[Record set]
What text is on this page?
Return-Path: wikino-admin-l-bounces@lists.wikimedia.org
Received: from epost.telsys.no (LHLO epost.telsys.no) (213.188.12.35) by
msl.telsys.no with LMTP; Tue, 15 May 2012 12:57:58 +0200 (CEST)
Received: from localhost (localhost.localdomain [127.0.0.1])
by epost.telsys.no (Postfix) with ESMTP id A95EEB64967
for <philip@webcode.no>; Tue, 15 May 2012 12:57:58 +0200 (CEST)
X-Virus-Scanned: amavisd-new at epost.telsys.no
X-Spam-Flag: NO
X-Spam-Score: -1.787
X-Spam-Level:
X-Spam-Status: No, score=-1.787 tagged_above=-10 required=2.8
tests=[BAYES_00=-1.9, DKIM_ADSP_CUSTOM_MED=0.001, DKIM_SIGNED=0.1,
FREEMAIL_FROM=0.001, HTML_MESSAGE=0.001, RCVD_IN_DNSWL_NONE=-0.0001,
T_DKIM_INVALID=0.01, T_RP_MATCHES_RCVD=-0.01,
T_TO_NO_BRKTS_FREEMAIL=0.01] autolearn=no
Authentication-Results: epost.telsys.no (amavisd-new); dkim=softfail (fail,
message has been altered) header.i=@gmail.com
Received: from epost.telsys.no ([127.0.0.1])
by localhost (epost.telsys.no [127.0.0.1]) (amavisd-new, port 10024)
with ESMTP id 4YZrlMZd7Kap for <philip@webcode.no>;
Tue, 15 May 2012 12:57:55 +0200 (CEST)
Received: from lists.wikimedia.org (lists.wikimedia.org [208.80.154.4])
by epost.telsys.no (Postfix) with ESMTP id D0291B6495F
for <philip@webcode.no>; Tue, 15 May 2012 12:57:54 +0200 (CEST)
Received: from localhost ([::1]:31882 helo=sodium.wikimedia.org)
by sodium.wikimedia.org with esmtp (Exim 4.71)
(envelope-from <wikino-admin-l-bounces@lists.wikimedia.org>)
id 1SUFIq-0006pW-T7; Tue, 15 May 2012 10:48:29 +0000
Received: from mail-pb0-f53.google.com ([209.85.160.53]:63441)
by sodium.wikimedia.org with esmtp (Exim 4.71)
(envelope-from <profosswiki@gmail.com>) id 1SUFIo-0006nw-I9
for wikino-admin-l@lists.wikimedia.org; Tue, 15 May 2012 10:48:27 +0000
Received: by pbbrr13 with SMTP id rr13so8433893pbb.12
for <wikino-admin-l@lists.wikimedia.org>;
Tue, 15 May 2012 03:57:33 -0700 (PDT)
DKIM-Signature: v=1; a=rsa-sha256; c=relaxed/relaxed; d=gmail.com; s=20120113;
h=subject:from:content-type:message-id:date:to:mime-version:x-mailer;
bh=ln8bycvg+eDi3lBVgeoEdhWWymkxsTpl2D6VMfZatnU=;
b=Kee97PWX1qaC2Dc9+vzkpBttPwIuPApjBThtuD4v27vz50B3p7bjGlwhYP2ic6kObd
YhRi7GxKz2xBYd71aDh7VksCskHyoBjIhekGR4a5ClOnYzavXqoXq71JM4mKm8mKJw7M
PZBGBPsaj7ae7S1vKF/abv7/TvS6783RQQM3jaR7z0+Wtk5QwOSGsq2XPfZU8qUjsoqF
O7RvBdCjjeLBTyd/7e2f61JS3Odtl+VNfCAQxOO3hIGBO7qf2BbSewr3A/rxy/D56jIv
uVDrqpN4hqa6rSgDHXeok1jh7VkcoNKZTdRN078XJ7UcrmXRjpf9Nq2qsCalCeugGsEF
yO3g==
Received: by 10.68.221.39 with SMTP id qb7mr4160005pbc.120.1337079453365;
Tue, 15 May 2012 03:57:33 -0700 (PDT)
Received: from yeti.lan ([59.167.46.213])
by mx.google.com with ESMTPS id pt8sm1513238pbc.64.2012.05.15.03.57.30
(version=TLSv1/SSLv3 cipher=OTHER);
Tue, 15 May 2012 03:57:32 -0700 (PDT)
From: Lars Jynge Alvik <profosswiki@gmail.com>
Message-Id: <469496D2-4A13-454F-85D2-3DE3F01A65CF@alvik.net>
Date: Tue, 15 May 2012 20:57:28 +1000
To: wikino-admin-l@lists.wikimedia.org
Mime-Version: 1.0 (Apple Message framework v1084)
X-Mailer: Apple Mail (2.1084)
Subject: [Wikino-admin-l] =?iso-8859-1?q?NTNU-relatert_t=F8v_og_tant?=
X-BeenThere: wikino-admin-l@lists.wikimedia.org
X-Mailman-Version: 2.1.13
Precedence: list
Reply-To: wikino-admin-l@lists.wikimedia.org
* * *
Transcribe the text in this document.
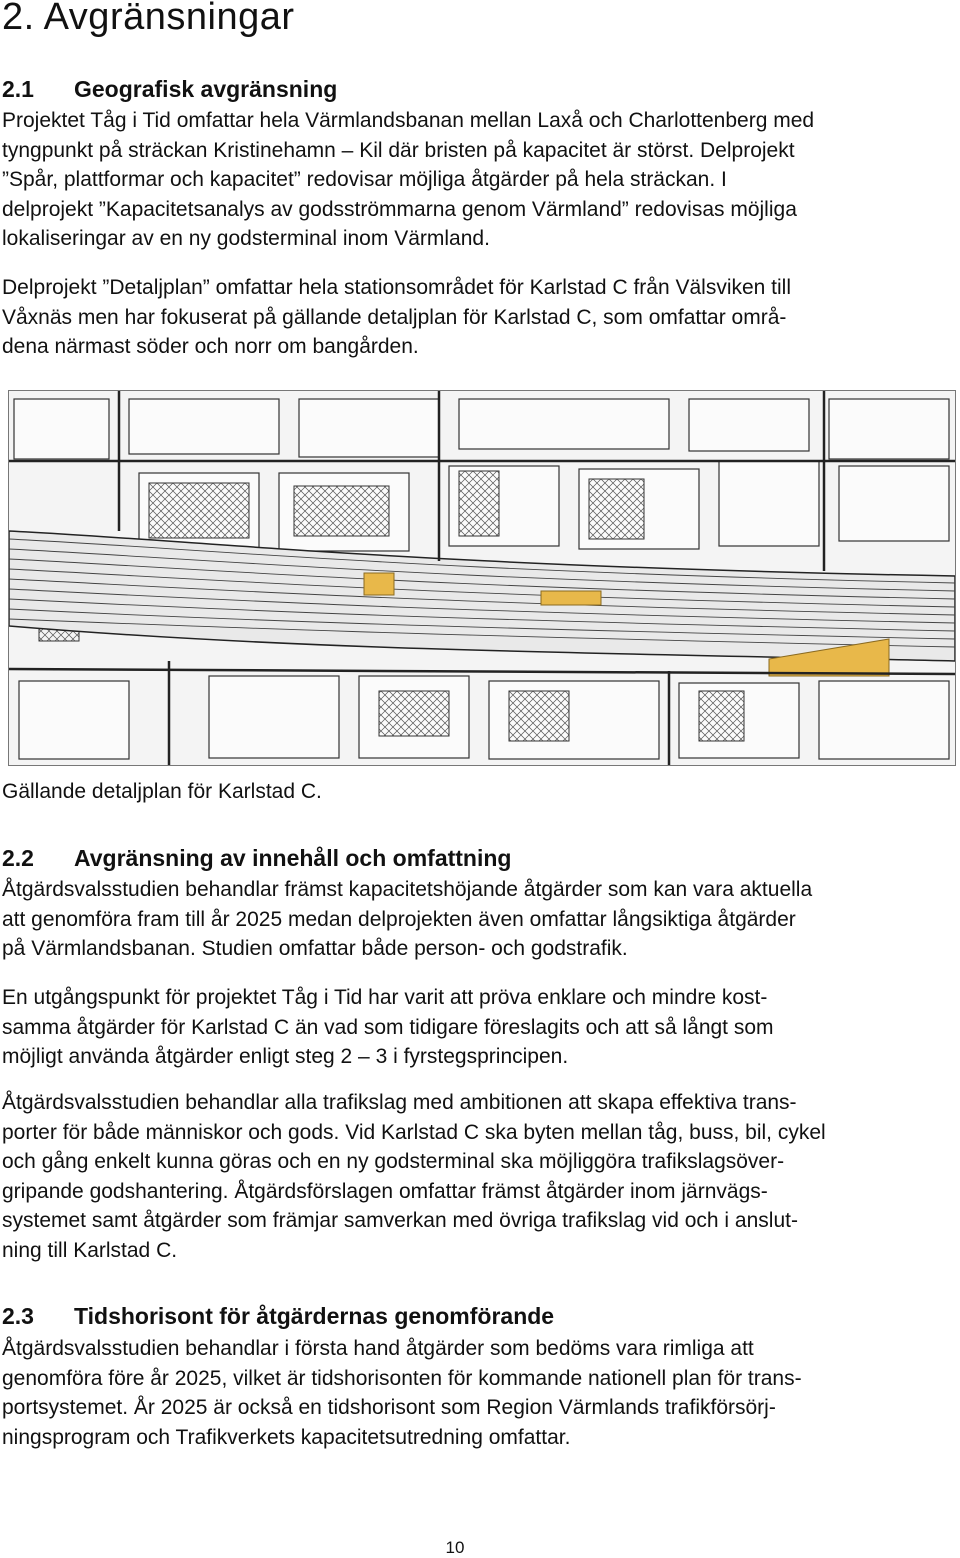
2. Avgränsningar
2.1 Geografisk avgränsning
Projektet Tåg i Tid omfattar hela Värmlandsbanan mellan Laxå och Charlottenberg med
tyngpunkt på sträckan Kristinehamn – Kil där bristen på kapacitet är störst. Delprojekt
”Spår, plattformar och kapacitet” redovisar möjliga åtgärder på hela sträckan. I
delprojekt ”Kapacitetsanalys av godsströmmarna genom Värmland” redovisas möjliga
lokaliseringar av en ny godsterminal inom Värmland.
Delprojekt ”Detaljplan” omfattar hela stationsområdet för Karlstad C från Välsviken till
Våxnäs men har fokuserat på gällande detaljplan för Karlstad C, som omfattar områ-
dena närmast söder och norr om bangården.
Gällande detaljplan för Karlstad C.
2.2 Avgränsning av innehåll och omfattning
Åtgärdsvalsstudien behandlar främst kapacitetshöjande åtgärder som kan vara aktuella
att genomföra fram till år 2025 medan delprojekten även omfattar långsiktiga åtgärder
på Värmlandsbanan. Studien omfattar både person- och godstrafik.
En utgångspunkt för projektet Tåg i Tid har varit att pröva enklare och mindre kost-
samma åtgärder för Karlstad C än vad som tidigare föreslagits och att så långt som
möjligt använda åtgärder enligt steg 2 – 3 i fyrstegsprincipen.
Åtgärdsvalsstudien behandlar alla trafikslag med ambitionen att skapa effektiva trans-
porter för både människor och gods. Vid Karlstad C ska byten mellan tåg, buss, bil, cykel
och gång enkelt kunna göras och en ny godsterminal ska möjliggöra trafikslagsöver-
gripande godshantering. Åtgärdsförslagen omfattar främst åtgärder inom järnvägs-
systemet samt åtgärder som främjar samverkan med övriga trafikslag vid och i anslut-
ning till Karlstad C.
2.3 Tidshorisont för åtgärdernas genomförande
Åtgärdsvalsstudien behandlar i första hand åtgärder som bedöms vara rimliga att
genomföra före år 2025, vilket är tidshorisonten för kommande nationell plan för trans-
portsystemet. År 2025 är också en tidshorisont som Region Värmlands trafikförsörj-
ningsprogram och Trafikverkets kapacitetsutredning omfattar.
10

[Work instructions] Search the lines above for the string "sträckan" and copy each line that has it.

[Exercise solution]
tyngpunkt på sträckan Kristinehamn – Kil där bristen på kapacitet är störst. Delprojekt
”Spår, plattformar och kapacitet” redovisar möjliga åtgärder på hela sträckan. I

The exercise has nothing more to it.